Short problem:
Below are entries. Pull out all lines containing "PrEN".

Data provided:
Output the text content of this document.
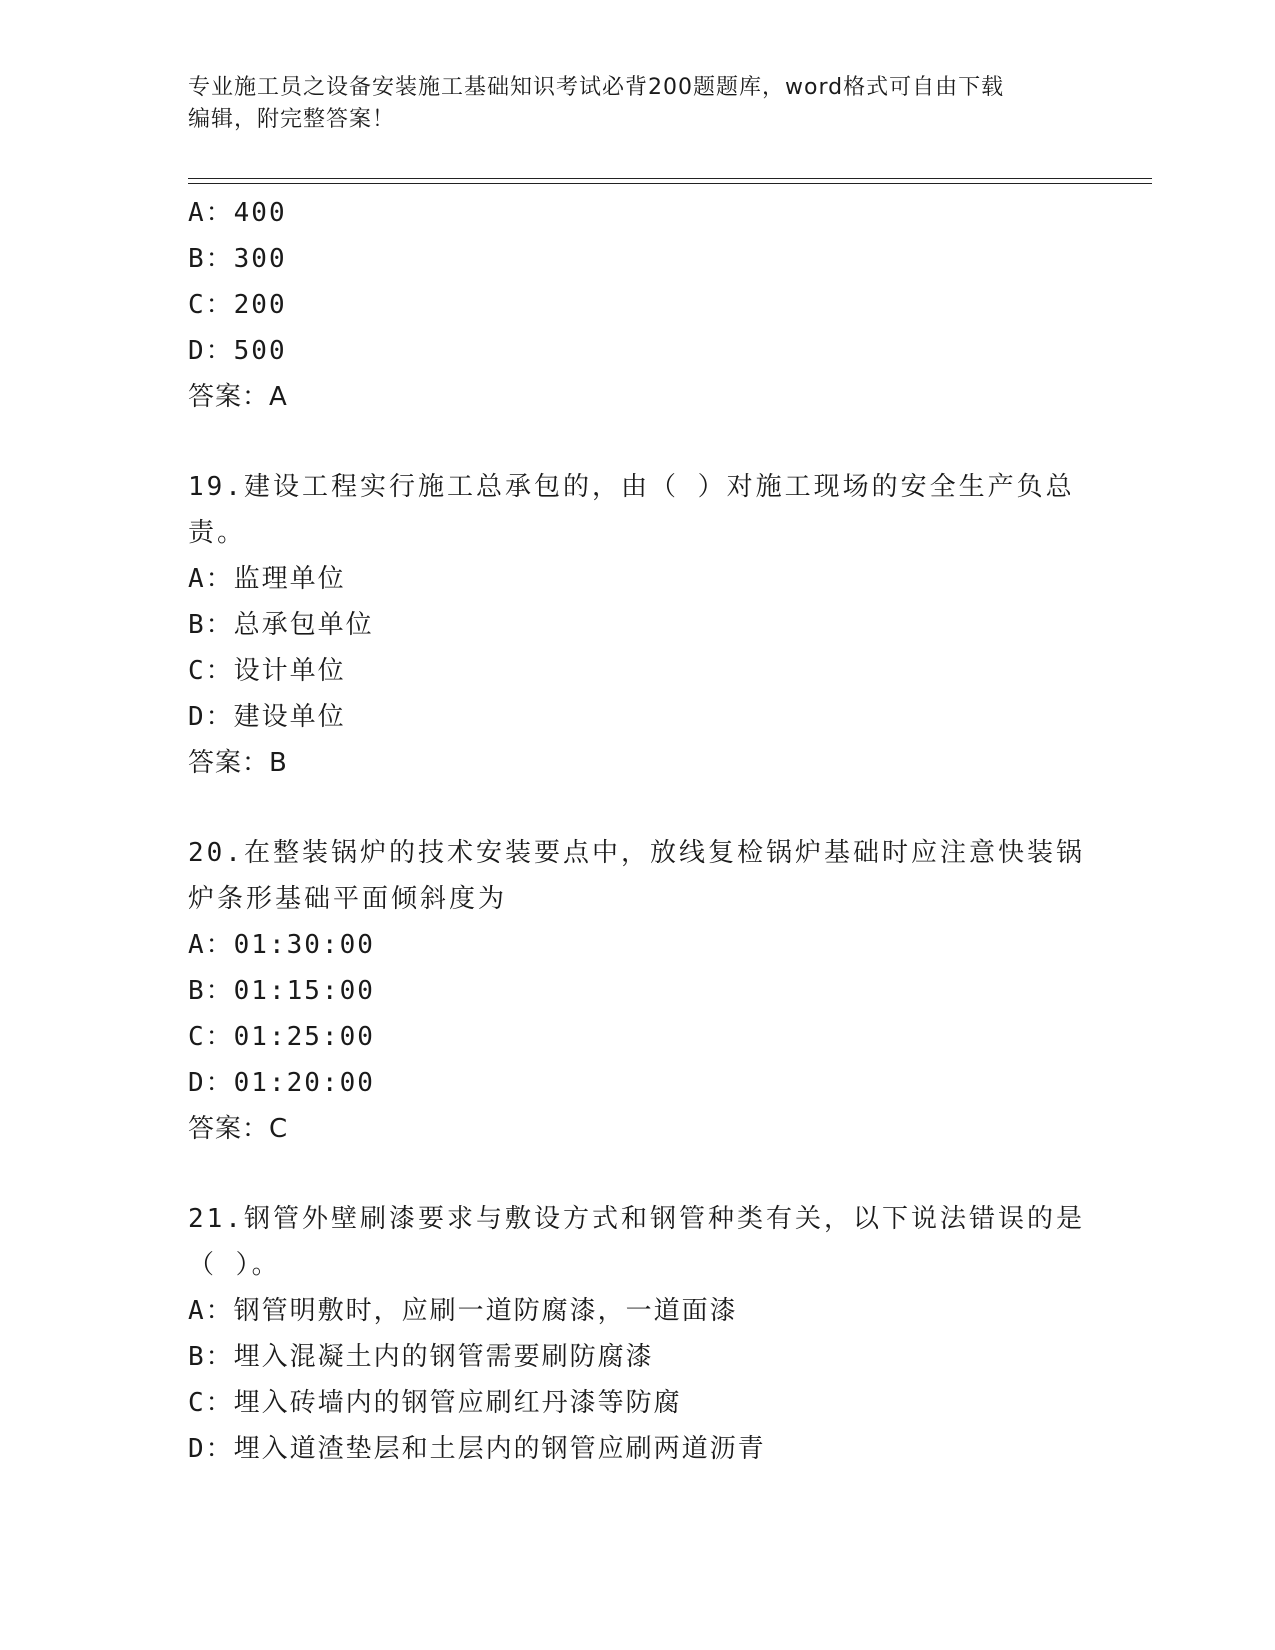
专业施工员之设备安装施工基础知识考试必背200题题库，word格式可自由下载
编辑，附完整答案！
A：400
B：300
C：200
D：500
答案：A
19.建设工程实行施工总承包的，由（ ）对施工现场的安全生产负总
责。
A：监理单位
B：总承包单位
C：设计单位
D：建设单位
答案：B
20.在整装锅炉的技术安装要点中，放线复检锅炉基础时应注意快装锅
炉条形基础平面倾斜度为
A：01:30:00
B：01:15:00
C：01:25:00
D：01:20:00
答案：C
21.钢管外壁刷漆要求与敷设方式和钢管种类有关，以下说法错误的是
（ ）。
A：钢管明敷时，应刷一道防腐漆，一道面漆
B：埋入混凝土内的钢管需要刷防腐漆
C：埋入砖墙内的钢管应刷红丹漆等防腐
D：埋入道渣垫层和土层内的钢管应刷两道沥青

==

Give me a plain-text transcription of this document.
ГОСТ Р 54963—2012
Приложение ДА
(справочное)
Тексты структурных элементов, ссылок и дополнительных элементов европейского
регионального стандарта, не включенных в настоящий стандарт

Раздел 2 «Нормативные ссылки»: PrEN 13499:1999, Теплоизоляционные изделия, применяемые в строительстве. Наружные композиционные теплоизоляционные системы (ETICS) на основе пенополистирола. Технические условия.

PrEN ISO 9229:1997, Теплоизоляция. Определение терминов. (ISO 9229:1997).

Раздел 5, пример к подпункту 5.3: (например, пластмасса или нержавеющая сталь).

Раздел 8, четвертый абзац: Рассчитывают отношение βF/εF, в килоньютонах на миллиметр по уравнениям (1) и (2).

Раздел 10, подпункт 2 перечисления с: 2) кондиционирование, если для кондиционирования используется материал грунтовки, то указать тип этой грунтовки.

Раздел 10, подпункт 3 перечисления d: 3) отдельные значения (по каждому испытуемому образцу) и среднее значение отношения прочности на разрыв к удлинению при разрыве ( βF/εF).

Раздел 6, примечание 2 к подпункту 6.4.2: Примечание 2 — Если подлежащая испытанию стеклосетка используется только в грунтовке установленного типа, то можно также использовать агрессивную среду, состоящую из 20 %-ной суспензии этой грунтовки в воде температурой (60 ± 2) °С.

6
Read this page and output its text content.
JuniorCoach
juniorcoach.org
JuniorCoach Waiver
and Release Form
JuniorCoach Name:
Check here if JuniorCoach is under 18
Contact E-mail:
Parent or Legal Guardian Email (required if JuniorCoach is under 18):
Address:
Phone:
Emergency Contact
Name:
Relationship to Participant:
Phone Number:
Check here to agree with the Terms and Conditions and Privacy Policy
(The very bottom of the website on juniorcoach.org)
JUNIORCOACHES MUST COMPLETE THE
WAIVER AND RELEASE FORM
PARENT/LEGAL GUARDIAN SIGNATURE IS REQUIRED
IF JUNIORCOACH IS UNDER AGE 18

...

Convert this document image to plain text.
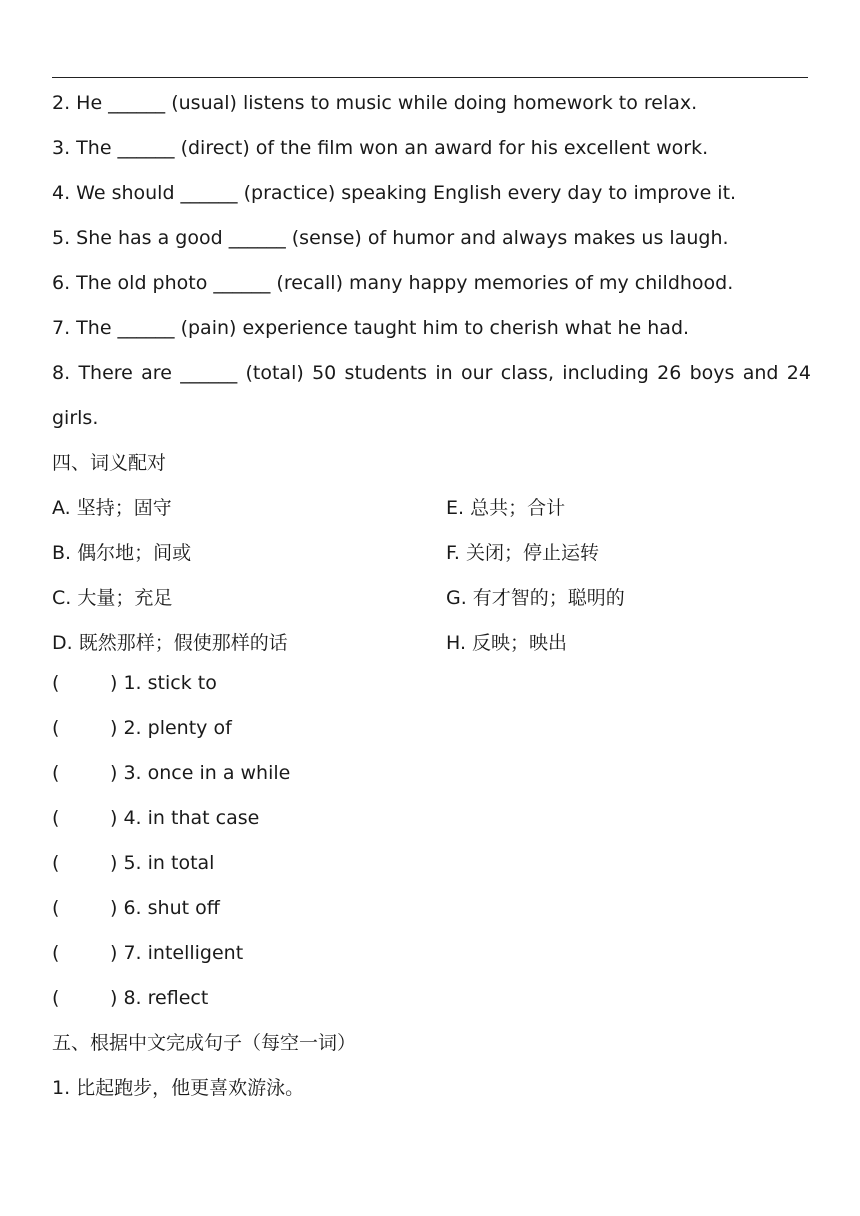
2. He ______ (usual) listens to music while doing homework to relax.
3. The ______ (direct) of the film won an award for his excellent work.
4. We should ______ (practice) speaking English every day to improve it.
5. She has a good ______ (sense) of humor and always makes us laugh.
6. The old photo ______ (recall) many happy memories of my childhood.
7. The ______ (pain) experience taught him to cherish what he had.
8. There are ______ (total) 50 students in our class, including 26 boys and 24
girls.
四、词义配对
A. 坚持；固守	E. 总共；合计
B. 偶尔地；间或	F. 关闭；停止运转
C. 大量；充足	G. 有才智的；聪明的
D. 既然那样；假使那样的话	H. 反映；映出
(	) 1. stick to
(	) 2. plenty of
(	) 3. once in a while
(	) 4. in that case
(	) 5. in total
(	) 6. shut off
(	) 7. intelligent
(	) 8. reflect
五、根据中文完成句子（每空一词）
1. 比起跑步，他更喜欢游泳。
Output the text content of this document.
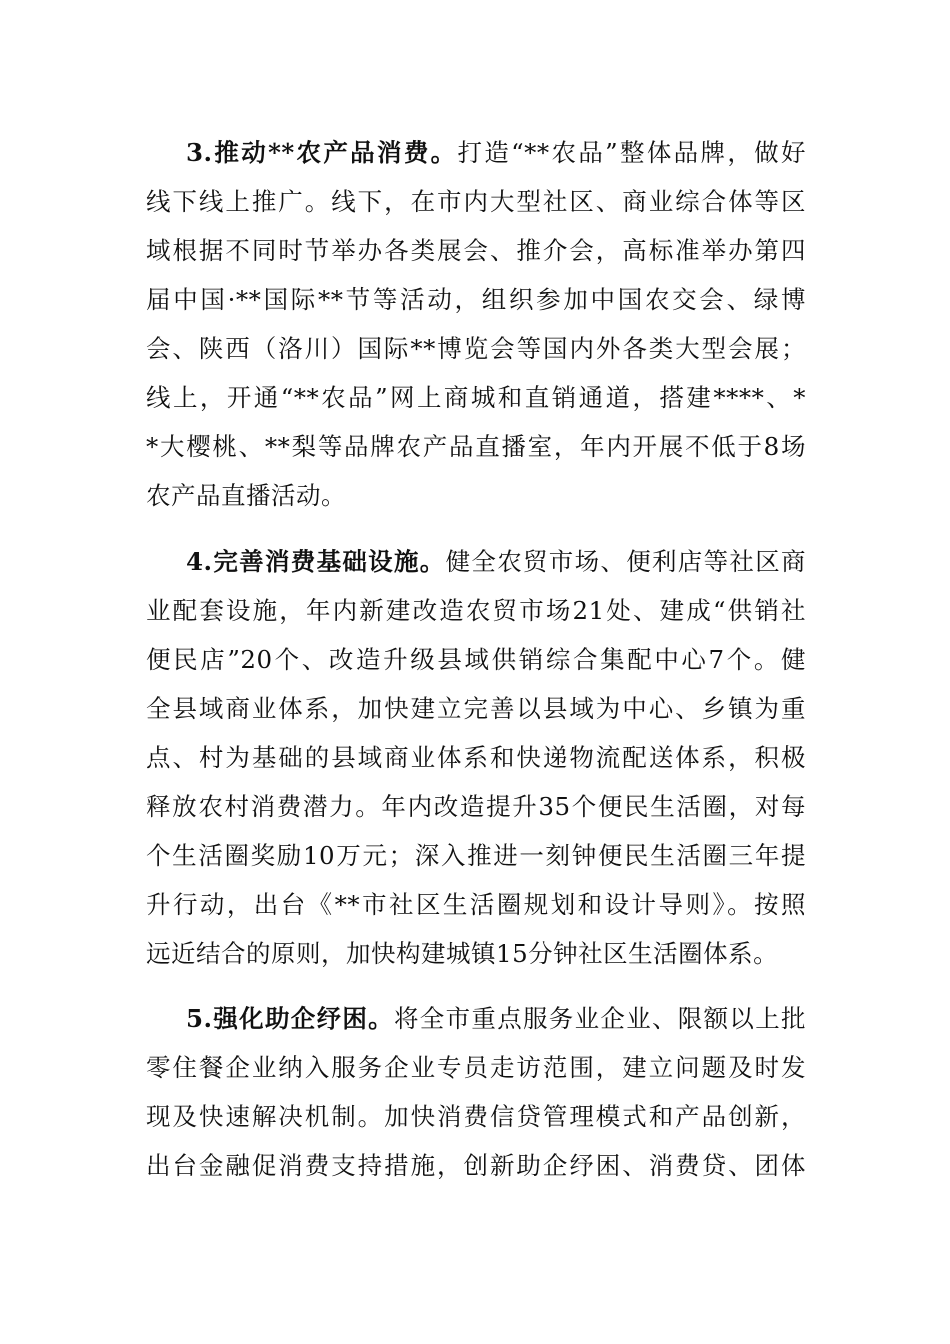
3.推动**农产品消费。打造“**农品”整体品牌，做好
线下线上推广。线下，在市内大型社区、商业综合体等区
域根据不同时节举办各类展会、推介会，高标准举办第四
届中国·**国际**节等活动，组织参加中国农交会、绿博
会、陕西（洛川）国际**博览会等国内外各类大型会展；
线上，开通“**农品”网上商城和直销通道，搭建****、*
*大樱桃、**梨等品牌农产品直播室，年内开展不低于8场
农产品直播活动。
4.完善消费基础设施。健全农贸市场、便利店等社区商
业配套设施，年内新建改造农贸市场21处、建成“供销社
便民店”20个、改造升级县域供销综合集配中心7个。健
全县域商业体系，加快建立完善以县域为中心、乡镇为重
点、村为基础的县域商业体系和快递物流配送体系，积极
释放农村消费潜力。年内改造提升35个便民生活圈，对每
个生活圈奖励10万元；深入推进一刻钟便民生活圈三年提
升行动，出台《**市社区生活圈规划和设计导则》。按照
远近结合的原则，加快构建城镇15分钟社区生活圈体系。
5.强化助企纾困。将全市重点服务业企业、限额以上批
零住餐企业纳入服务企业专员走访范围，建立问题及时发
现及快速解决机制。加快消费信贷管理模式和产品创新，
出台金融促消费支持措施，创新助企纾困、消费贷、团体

Solution below:
Раздел 2 «Нормативные ссылки»: PrEN 13499:1999, Теплоизоляционные изделия, применяемые в строительстве. Наружные композиционные теплоизоляционные системы (ETICS) на основе пенополистирола. Технические условия.
PrEN ISO 9229:1997, Теплоизоляция. Определение терминов. (ISO 9229:1997).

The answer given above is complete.